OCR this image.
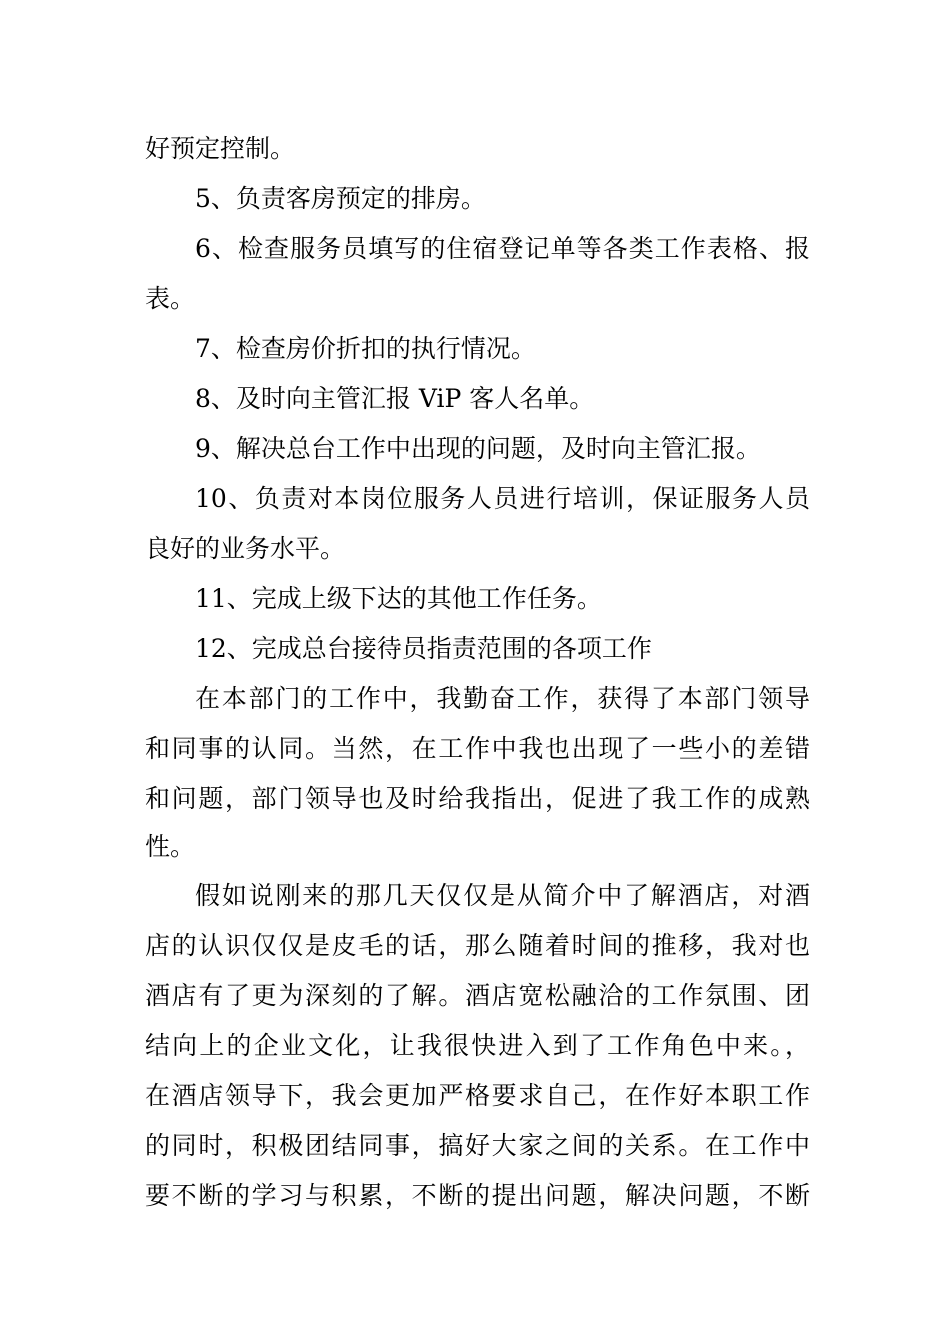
好预定控制。
5、负责客房预定的排房。
6、检查服务员填写的住宿登记单等各类工作表格、报
表。
7、检查房价折扣的执行情况。
8、及时向主管汇报 ViP 客人名单。
9、解决总台工作中出现的问题，及时向主管汇报。
10、负责对本岗位服务人员进行培训，保证服务人员
良好的业务水平。
11、完成上级下达的其他工作任务。
12、完成总台接待员指责范围的各项工作
在本部门的工作中，我勤奋工作，获得了本部门领导
和同事的认同。当然，在工作中我也出现了一些小的差错
和问题，部门领导也及时给我指出，促进了我工作的成熟
性。
假如说刚来的那几天仅仅是从简介中了解酒店，对酒
店的认识仅仅是皮毛的话，那么随着时间的推移，我对也
酒店有了更为深刻的了解。酒店宽松融洽的工作氛围、团
结向上的企业文化，让我很快进入到了工作角色中来。，
在酒店领导下，我会更加严格要求自己，在作好本职工作
的同时，积极团结同事，搞好大家之间的关系。在工作中
要不断的学习与积累，不断的提出问题，解决问题，不断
----------
What is needed is an exact reproduction of the data, pictures excluded.

# [ANSWER TO THE TASK]
OCR this image.
好预定控制。
5、负责客房预定的排房。
6、检查服务员填写的住宿登记单等各类工作表格、报
表。
7、检查房价折扣的执行情况。
8、及时向主管汇报 ViP 客人名单。
9、解决总台工作中出现的问题，及时向主管汇报。
10、负责对本岗位服务人员进行培训，保证服务人员
良好的业务水平。
11、完成上级下达的其他工作任务。
12、完成总台接待员指责范围的各项工作
在本部门的工作中，我勤奋工作，获得了本部门领导
和同事的认同。当然，在工作中我也出现了一些小的差错
和问题，部门领导也及时给我指出，促进了我工作的成熟
性。
假如说刚来的那几天仅仅是从简介中了解酒店，对酒
店的认识仅仅是皮毛的话，那么随着时间的推移，我对也
酒店有了更为深刻的了解。酒店宽松融洽的工作氛围、团
结向上的企业文化，让我很快进入到了工作角色中来。，
在酒店领导下，我会更加严格要求自己，在作好本职工作
的同时，积极团结同事，搞好大家之间的关系。在工作中
要不断的学习与积累，不断的提出问题，解决问题，不断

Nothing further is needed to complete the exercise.